PROBLEM TO WORK ON
Check every line of the records below for the string "true", then report only how many lines have it.

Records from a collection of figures
+++

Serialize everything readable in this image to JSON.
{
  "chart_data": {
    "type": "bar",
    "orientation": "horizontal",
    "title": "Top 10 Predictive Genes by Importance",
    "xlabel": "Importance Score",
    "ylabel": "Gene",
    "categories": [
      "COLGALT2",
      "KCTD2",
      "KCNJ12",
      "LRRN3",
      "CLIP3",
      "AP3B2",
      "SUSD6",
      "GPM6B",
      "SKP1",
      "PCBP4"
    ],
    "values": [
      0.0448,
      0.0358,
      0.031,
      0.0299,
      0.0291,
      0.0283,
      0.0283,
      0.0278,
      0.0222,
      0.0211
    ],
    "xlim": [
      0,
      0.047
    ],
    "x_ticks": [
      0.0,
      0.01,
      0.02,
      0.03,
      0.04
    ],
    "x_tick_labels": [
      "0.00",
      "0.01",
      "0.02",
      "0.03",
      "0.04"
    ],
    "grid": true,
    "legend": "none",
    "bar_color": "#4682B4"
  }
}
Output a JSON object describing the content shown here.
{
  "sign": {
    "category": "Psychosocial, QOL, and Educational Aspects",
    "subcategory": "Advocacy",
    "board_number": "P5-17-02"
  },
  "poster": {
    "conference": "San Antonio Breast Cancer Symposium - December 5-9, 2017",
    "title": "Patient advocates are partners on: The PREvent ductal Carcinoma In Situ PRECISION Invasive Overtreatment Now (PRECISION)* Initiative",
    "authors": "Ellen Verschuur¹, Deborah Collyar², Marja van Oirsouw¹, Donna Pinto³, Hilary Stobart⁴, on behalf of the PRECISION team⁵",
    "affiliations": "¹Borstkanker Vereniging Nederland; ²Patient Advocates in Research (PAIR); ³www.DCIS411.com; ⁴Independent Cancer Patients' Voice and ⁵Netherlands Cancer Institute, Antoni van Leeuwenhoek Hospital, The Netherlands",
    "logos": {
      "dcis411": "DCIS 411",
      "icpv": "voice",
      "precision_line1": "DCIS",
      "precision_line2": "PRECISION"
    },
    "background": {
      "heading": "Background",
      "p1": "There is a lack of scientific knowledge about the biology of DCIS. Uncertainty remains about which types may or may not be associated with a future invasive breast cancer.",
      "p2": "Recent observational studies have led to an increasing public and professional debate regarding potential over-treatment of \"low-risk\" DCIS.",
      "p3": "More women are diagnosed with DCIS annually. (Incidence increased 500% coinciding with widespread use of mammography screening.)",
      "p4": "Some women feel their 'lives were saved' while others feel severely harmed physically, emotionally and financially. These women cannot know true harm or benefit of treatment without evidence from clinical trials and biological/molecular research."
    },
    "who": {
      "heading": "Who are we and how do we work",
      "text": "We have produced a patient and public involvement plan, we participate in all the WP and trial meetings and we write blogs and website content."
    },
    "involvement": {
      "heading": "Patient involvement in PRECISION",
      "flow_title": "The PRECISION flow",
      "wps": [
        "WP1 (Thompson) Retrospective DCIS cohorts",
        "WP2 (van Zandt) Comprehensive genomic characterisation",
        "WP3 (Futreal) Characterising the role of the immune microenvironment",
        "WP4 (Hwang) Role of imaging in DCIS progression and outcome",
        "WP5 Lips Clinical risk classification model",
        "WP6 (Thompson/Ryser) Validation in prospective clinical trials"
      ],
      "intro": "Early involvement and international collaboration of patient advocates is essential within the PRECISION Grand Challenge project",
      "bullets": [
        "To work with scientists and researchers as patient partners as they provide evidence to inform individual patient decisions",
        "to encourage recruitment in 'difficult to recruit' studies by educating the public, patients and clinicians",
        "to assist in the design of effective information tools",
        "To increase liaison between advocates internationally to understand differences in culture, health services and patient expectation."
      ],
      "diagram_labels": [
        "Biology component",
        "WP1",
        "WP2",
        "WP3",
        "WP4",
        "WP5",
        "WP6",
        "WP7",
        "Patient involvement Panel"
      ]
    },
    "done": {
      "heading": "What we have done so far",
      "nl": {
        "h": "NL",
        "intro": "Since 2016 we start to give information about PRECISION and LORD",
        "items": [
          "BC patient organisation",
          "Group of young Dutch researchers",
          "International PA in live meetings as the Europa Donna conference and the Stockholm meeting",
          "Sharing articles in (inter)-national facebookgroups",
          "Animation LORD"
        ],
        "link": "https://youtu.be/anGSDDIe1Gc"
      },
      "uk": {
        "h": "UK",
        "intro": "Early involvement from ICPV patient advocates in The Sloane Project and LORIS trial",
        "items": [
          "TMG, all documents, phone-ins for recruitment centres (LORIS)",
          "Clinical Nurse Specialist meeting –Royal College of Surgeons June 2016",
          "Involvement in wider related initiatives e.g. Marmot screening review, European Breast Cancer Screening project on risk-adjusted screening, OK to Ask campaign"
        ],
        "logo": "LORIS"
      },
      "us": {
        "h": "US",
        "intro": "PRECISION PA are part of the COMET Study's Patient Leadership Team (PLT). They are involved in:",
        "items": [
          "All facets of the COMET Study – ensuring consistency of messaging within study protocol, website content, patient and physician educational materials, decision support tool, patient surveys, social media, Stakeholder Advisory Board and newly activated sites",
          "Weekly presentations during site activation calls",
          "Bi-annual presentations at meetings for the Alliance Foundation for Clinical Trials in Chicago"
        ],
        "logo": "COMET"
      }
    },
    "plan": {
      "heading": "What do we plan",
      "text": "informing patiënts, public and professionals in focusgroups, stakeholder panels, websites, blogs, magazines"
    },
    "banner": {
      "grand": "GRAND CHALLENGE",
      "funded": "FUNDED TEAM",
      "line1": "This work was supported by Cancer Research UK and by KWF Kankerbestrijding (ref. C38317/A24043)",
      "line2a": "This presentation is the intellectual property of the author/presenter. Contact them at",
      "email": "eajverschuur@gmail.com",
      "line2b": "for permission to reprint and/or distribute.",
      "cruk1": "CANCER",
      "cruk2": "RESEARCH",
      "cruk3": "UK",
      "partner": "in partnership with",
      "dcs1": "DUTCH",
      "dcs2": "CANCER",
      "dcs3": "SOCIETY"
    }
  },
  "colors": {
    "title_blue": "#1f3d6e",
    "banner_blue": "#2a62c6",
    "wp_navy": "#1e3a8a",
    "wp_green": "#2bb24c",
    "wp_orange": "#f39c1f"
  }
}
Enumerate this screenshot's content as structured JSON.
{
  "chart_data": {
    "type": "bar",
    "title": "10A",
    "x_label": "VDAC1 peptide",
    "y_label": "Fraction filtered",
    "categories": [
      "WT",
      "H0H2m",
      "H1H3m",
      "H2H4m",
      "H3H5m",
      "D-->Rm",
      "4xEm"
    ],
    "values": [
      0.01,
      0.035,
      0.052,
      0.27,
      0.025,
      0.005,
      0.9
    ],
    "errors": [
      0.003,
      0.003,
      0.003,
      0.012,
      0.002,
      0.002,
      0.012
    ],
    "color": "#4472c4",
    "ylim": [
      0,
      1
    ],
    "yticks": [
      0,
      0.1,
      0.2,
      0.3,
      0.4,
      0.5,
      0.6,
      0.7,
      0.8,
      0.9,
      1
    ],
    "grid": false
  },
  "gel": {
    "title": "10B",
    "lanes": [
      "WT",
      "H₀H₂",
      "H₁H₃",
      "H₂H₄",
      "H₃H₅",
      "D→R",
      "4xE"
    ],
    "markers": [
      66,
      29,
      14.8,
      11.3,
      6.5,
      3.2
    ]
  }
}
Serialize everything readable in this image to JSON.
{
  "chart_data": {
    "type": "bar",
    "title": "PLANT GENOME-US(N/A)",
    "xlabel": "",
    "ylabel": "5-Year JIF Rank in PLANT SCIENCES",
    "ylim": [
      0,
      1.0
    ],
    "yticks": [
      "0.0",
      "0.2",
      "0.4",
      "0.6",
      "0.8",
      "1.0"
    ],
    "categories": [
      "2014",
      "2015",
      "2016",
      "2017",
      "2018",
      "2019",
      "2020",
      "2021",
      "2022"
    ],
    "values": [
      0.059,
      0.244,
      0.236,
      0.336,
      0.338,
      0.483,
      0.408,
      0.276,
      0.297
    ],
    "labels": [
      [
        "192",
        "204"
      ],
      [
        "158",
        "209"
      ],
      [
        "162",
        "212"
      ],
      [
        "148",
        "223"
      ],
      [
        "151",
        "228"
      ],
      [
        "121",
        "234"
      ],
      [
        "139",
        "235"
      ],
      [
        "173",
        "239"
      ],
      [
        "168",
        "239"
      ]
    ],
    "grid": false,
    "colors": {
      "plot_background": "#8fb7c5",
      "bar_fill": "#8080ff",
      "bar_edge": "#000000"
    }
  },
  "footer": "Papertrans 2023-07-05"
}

+++

SOLUTION TO THIS TASK
2